**Data rows:**
○ ○ ○ ○ ○ ○ ○

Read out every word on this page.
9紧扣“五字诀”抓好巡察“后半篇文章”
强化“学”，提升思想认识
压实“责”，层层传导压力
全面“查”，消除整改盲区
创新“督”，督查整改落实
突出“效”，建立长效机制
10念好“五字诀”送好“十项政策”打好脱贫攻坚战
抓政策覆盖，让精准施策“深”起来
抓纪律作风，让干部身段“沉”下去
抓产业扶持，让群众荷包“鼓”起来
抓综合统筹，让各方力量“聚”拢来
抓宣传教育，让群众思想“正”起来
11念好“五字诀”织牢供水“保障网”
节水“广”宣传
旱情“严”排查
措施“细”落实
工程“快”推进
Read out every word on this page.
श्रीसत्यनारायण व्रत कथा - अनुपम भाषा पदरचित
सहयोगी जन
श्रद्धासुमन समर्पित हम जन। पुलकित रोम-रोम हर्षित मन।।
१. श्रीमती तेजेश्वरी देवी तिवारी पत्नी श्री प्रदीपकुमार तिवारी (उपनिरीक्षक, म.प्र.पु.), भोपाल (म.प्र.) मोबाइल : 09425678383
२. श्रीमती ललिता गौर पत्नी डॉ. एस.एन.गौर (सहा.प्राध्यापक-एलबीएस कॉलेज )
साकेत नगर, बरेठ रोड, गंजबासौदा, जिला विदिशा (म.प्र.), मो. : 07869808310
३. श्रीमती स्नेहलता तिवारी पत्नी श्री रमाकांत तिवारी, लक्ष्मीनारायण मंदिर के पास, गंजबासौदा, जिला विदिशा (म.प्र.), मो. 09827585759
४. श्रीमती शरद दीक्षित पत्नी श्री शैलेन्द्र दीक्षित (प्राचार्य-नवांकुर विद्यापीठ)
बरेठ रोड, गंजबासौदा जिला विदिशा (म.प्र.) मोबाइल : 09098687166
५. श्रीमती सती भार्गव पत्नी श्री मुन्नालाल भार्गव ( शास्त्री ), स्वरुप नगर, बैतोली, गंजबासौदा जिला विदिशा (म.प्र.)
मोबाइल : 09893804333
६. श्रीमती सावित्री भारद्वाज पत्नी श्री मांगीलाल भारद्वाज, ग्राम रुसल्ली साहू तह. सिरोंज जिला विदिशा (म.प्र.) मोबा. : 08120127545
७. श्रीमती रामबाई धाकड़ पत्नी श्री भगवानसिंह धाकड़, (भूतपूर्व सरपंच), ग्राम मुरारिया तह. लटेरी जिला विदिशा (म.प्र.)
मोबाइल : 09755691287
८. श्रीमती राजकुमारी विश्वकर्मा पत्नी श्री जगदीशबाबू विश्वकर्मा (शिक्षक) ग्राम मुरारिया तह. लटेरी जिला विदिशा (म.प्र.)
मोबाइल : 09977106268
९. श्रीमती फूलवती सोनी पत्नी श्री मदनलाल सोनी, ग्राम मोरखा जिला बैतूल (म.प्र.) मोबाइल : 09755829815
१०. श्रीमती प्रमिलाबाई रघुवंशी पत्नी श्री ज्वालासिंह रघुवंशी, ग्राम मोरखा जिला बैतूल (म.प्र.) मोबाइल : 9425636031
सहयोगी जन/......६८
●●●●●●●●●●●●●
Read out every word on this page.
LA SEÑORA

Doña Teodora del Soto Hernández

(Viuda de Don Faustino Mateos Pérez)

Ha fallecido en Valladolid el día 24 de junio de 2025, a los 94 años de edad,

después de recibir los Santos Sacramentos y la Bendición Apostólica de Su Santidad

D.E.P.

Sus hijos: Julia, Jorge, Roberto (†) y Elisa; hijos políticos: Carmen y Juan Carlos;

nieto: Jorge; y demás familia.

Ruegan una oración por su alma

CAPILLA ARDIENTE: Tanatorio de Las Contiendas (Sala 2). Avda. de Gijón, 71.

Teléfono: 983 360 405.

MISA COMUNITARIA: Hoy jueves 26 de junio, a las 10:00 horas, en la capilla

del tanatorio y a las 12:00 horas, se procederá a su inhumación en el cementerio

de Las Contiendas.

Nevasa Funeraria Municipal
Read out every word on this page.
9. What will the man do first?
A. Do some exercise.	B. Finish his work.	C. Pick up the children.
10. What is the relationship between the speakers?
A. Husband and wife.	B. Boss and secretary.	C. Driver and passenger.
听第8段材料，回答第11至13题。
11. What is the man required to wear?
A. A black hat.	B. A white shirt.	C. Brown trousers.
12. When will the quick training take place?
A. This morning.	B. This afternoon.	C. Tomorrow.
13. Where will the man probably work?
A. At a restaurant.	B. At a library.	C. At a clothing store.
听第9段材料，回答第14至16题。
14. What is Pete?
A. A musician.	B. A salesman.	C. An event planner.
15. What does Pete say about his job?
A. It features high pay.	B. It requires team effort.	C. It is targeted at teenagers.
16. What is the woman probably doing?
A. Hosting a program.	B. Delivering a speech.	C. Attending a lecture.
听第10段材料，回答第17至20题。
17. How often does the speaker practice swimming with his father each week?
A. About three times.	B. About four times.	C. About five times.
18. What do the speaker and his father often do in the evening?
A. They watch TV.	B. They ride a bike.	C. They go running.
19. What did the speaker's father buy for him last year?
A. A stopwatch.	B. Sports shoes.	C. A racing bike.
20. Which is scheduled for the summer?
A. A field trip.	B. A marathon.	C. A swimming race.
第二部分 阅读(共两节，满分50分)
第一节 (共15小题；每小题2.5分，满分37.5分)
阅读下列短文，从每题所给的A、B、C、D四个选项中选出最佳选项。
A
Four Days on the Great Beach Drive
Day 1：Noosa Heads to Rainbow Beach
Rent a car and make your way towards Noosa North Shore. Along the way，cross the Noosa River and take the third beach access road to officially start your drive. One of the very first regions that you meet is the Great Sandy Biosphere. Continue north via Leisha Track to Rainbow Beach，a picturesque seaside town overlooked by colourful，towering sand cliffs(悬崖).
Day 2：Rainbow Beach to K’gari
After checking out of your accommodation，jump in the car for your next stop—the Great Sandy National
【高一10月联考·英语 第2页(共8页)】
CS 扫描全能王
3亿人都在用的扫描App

○ ○ ○ ○ ○ ○ ○

**Problem details:** Give all the records again. Match them exactly.

**Answer to this problem:**
Read out every word on this page.
9紧扣“五字诀”抓好巡察“后半篇文章”
强化“学”，提升思想认识
压实“责”，层层传导压力
全面“查”，消除整改盲区
创新“督”，督查整改落实
突出“效”，建立长效机制
10念好“五字诀”送好“十项政策”打好脱贫攻坚战
抓政策覆盖，让精准施策“深”起来
抓纪律作风，让干部身段“沉”下去
抓产业扶持，让群众荷包“鼓”起来
抓综合统筹，让各方力量“聚”拢来
抓宣传教育，让群众思想“正”起来
11念好“五字诀”织牢供水“保障网”
节水“广”宣传
旱情“严”排查
措施“细”落实
工程“快”推进
Read out every word on this page.
श्रीसत्यनारायण व्रत कथा - अनुपम भाषा पदरचित
सहयोगी जन
श्रद्धासुमन समर्पित हम जन। पुलकित रोम-रोम हर्षित मन।।
१. श्रीमती तेजेश्वरी देवी तिवारी पत्नी श्री प्रदीपकुमार तिवारी (उपनिरीक्षक, म.प्र.पु.), भोपाल (म.प्र.) मोबाइल : 09425678383
२. श्रीमती ललिता गौर पत्नी डॉ. एस.एन.गौर (सहा.प्राध्यापक-एलबीएस कॉलेज )
साकेत नगर, बरेठ रोड, गंजबासौदा, जिला विदिशा (म.प्र.), मो. : 07869808310
३. श्रीमती स्नेहलता तिवारी पत्नी श्री रमाकांत तिवारी, लक्ष्मीनारायण मंदिर के पास, गंजबासौदा, जिला विदिशा (म.प्र.), मो. 09827585759
४. श्रीमती शरद दीक्षित पत्नी श्री शैलेन्द्र दीक्षित (प्राचार्य-नवांकुर विद्यापीठ)
बरेठ रोड, गंजबासौदा जिला विदिशा (म.प्र.) मोबाइल : 09098687166
५. श्रीमती सती भार्गव पत्नी श्री मुन्नालाल भार्गव ( शास्त्री ), स्वरुप नगर, बैतोली, गंजबासौदा जिला विदिशा (म.प्र.)
मोबाइल : 09893804333
६. श्रीमती सावित्री भारद्वाज पत्नी श्री मांगीलाल भारद्वाज, ग्राम रुसल्ली साहू तह. सिरोंज जिला विदिशा (म.प्र.) मोबा. : 08120127545
७. श्रीमती रामबाई धाकड़ पत्नी श्री भगवानसिंह धाकड़, (भूतपूर्व सरपंच), ग्राम मुरारिया तह. लटेरी जिला विदिशा (म.प्र.)
मोबाइल : 09755691287
८. श्रीमती राजकुमारी विश्वकर्मा पत्नी श्री जगदीशबाबू विश्वकर्मा (शिक्षक) ग्राम मुरारिया तह. लटेरी जिला विदिशा (म.प्र.)
मोबाइल : 09977106268
९. श्रीमती फूलवती सोनी पत्नी श्री मदनलाल सोनी, ग्राम मोरखा जिला बैतूल (म.प्र.) मोबाइल : 09755829815
१०. श्रीमती प्रमिलाबाई रघुवंशी पत्नी श्री ज्वालासिंह रघुवंशी, ग्राम मोरखा जिला बैतूल (म.प्र.) मोबाइल : 9425636031
सहयोगी जन/......६८
●●●●●●●●●●●●●
Read out every word on this page.
LA SEÑORA

Doña Teodora del Soto Hernández

(Viuda de Don Faustino Mateos Pérez)

Ha fallecido en Valladolid el día 24 de junio de 2025, a los 94 años de edad,

después de recibir los Santos Sacramentos y la Bendición Apostólica de Su Santidad

D.E.P.

Sus hijos: Julia, Jorge, Roberto (†) y Elisa; hijos políticos: Carmen y Juan Carlos;

nieto: Jorge; y demás familia.

Ruegan una oración por su alma

CAPILLA ARDIENTE: Tanatorio de Las Contiendas (Sala 2). Avda. de Gijón, 71.

Teléfono: 983 360 405.

MISA COMUNITARIA: Hoy jueves 26 de junio, a las 10:00 horas, en la capilla

del tanatorio y a las 12:00 horas, se procederá a su inhumación en el cementerio

de Las Contiendas.

Nevasa Funeraria Municipal
Read out every word on this page.
9. What will the man do first?
A. Do some exercise.	B. Finish his work.	C. Pick up the children.
10. What is the relationship between the speakers?
A. Husband and wife.	B. Boss and secretary.	C. Driver and passenger.
听第8段材料，回答第11至13题。
11. What is the man required to wear?
A. A black hat.	B. A white shirt.	C. Brown trousers.
12. When will the quick training take place?
A. This morning.	B. This afternoon.	C. Tomorrow.
13. Where will the man probably work?
A. At a restaurant.	B. At a library.	C. At a clothing store.
听第9段材料，回答第14至16题。
14. What is Pete?
A. A musician.	B. A salesman.	C. An event planner.
15. What does Pete say about his job?
A. It features high pay.	B. It requires team effort.	C. It is targeted at teenagers.
16. What is the woman probably doing?
A. Hosting a program.	B. Delivering a speech.	C. Attending a lecture.
听第10段材料，回答第17至20题。
17. How often does the speaker practice swimming with his father each week?
A. About three times.	B. About four times.	C. About five times.
18. What do the speaker and his father often do in the evening?
A. They watch TV.	B. They ride a bike.	C. They go running.
19. What did the speaker's father buy for him last year?
A. A stopwatch.	B. Sports shoes.	C. A racing bike.
20. Which is scheduled for the summer?
A. A field trip.	B. A marathon.	C. A swimming race.
第二部分 阅读(共两节，满分50分)
第一节 (共15小题；每小题2.5分，满分37.5分)
阅读下列短文，从每题所给的A、B、C、D四个选项中选出最佳选项。
A
Four Days on the Great Beach Drive
Day 1：Noosa Heads to Rainbow Beach
Rent a car and make your way towards Noosa North Shore. Along the way，cross the Noosa River and take the third beach access road to officially start your drive. One of the very first regions that you meet is the Great Sandy Biosphere. Continue north via Leisha Track to Rainbow Beach，a picturesque seaside town overlooked by colourful，towering sand cliffs(悬崖).
Day 2：Rainbow Beach to K’gari
After checking out of your accommodation，jump in the car for your next stop—the Great Sandy National
【高一10月联考·英语 第2页(共8页)】
CS 扫描全能王
3亿人都在用的扫描App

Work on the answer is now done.